Stored records:
<<<<

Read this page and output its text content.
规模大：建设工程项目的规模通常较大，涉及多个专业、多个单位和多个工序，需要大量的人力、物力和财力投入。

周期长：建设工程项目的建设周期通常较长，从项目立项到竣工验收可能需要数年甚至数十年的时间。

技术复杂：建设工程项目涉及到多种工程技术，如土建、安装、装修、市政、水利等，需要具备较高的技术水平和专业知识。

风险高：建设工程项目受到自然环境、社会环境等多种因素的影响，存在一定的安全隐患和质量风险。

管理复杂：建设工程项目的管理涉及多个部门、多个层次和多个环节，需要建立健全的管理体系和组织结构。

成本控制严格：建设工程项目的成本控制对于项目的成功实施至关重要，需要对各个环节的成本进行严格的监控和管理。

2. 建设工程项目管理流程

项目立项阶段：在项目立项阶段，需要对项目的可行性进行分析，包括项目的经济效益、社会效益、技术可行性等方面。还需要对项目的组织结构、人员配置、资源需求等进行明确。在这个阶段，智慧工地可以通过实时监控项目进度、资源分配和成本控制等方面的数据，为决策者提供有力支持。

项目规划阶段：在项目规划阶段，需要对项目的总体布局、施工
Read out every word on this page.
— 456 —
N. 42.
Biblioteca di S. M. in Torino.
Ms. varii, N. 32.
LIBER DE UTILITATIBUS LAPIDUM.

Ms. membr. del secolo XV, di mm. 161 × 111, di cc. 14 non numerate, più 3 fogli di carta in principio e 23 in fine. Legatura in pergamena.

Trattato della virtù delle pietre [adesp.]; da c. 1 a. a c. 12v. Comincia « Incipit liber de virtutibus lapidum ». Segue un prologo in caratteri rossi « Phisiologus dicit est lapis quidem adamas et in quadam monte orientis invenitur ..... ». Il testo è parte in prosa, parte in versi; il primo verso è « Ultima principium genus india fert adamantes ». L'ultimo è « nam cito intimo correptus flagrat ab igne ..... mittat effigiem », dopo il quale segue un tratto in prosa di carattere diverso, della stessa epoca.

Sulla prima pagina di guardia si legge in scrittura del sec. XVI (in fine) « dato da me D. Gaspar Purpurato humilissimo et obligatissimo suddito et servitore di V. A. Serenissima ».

>>>>
<<<<

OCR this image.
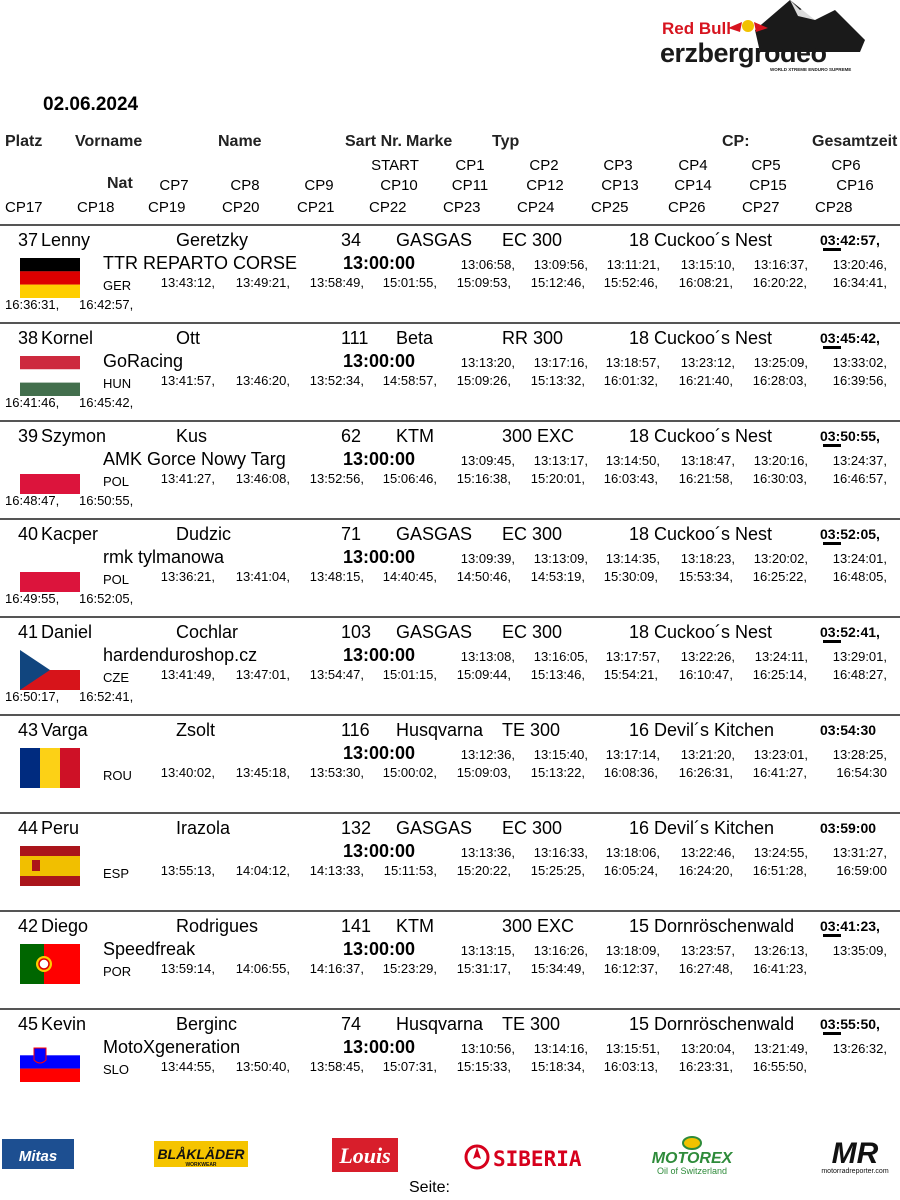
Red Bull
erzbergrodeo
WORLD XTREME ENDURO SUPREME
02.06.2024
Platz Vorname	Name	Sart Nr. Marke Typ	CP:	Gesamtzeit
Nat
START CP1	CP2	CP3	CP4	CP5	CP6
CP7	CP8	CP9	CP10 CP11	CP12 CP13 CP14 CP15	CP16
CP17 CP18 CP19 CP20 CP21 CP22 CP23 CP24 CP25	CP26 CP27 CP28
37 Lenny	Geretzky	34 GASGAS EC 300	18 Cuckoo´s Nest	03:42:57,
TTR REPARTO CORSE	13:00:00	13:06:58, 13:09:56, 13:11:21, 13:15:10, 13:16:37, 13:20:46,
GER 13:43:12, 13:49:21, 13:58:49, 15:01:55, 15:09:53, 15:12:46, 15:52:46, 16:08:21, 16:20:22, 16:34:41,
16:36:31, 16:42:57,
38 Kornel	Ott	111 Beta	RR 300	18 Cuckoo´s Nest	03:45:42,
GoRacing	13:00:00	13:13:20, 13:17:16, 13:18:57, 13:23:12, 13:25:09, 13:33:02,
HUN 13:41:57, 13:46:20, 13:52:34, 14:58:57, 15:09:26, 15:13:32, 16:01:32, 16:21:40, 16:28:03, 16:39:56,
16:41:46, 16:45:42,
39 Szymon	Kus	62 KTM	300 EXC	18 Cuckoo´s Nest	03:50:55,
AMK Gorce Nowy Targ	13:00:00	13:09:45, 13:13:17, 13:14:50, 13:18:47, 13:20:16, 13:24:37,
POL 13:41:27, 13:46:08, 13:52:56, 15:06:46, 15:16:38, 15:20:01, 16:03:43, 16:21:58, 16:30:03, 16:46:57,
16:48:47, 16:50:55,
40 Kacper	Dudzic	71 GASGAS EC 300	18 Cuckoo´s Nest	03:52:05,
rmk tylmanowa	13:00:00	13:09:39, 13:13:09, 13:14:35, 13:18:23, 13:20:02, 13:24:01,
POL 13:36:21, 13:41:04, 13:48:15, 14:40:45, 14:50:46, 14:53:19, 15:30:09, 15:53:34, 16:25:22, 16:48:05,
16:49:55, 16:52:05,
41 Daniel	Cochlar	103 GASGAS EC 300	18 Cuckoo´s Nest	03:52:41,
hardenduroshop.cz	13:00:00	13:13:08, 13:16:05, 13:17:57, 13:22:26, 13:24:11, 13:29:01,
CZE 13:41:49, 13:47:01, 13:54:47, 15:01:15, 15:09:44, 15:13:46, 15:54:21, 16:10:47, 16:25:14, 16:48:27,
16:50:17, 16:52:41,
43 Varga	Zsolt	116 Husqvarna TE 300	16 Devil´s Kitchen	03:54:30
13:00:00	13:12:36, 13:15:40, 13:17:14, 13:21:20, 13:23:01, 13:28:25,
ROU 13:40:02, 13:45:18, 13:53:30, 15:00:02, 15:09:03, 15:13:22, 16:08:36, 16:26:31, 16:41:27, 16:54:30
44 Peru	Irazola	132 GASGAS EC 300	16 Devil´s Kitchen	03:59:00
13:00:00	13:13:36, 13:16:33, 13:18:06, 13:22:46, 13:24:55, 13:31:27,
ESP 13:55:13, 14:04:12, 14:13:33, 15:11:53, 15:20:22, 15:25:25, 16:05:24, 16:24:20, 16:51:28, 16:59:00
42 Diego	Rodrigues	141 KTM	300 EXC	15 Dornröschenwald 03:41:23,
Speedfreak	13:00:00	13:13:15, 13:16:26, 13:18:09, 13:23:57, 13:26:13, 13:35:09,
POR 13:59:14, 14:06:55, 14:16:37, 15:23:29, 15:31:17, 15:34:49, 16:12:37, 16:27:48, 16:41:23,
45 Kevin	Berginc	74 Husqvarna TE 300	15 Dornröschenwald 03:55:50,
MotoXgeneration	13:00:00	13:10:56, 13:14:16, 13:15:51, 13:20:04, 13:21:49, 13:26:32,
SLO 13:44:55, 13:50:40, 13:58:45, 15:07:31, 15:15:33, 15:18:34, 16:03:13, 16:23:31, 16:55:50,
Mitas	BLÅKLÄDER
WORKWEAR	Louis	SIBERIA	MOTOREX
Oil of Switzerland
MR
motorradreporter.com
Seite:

>>>>

◆ DO THIS:
Go through the records. Copy each line where "Cuckoo" appears.

◆ COMPLETED EXERCISE:
37 Lenny	Geretzky	34 GASGAS EC 300	18 Cuckoo´s Nest	03:42:57,
38 Kornel	Ott	111 Beta	RR 300	18 Cuckoo´s Nest	03:45:42,
39 Szymon	Kus	62 KTM	300 EXC	18 Cuckoo´s Nest	03:50:55,
40 Kacper	Dudzic	71 GASGAS EC 300	18 Cuckoo´s Nest	03:52:05,
41 Daniel	Cochlar	103 GASGAS EC 300	18 Cuckoo´s Nest	03:52:41,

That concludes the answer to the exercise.